### Written exercise
Please reproduce every record, keeping each one exactly as written.

### Material supplied
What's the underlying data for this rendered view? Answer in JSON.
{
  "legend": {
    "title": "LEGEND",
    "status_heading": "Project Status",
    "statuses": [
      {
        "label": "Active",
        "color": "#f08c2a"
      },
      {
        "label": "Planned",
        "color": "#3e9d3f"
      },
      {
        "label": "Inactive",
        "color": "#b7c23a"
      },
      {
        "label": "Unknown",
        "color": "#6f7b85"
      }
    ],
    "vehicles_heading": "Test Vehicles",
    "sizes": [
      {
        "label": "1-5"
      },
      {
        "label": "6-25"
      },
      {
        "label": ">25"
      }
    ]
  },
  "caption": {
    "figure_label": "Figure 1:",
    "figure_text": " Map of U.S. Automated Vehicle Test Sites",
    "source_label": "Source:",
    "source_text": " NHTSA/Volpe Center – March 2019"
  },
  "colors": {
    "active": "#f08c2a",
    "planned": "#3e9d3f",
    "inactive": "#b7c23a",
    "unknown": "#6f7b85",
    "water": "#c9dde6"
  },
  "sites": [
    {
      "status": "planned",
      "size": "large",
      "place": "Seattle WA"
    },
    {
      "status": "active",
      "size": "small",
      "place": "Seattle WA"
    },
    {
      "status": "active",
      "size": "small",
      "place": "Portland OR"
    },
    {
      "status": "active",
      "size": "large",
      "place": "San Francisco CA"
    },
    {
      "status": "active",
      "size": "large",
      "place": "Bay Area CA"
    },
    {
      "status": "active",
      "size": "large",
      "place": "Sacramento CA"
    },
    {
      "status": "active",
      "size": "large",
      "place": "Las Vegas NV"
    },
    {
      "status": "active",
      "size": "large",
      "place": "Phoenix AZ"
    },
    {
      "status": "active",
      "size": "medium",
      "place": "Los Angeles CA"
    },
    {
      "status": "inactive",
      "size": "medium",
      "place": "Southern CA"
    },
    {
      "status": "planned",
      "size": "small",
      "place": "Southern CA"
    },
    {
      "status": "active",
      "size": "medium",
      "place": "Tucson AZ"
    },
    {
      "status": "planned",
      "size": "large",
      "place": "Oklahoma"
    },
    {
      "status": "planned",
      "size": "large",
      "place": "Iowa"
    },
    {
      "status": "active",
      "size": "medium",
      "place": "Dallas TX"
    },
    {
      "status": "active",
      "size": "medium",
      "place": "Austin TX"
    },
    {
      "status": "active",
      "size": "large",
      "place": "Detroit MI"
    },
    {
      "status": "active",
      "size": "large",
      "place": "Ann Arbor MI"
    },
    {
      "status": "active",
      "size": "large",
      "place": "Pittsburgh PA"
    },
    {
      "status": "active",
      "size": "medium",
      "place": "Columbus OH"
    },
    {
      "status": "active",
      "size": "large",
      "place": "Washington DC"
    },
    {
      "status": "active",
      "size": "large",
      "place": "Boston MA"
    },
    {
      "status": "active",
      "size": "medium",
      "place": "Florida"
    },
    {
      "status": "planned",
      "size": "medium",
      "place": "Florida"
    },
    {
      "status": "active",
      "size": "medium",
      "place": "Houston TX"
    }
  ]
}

### The response
What's the underlying data for this rendered view? Answer in JSON.
{
  "legend": {
    "title": "LEGEND",
    "status_heading": "Project Status",
    "statuses": [
      {
        "label": "Active",
        "color": "#f08c2a"
      },
      {
        "label": "Planned",
        "color": "#3e9d3f"
      },
      {
        "label": "Inactive",
        "color": "#b7c23a"
      },
      {
        "label": "Unknown",
        "color": "#6f7b85"
      }
    ],
    "vehicles_heading": "Test Vehicles",
    "sizes": [
      {
        "label": "1-5"
      },
      {
        "label": "6-25"
      },
      {
        "label": ">25"
      }
    ]
  },
  "caption": {
    "figure_label": "Figure 1:",
    "figure_text": " Map of U.S. Automated Vehicle Test Sites",
    "source_label": "Source:",
    "source_text": " NHTSA/Volpe Center – March 2019"
  },
  "colors": {
    "active": "#f08c2a",
    "planned": "#3e9d3f",
    "inactive": "#b7c23a",
    "unknown": "#6f7b85",
    "water": "#c9dde6"
  },
  "sites": [
    {
      "status": "planned",
      "size": "large",
      "place": "Seattle WA"
    },
    {
      "status": "active",
      "size": "small",
      "place": "Seattle WA"
    },
    {
      "status": "active",
      "size": "small",
      "place": "Portland OR"
    },
    {
      "status": "active",
      "size": "large",
      "place": "San Francisco CA"
    },
    {
      "status": "active",
      "size": "large",
      "place": "Bay Area CA"
    },
    {
      "status": "active",
      "size": "large",
      "place": "Sacramento CA"
    },
    {
      "status": "active",
      "size": "large",
      "place": "Las Vegas NV"
    },
    {
      "status": "active",
      "size": "large",
      "place": "Phoenix AZ"
    },
    {
      "status": "active",
      "size": "medium",
      "place": "Los Angeles CA"
    },
    {
      "status": "inactive",
      "size": "medium",
      "place": "Southern CA"
    },
    {
      "status": "planned",
      "size": "small",
      "place": "Southern CA"
    },
    {
      "status": "active",
      "size": "medium",
      "place": "Tucson AZ"
    },
    {
      "status": "planned",
      "size": "large",
      "place": "Oklahoma"
    },
    {
      "status": "planned",
      "size": "large",
      "place": "Iowa"
    },
    {
      "status": "active",
      "size": "medium",
      "place": "Dallas TX"
    },
    {
      "status": "active",
      "size": "medium",
      "place": "Austin TX"
    },
    {
      "status": "active",
      "size": "large",
      "place": "Detroit MI"
    },
    {
      "status": "active",
      "size": "large",
      "place": "Ann Arbor MI"
    },
    {
      "status": "active",
      "size": "large",
      "place": "Pittsburgh PA"
    },
    {
      "status": "active",
      "size": "medium",
      "place": "Columbus OH"
    },
    {
      "status": "active",
      "size": "large",
      "place": "Washington DC"
    },
    {
      "status": "active",
      "size": "large",
      "place": "Boston MA"
    },
    {
      "status": "active",
      "size": "medium",
      "place": "Florida"
    },
    {
      "status": "planned",
      "size": "medium",
      "place": "Florida"
    },
    {
      "status": "active",
      "size": "medium",
      "place": "Houston TX"
    }
  ]
}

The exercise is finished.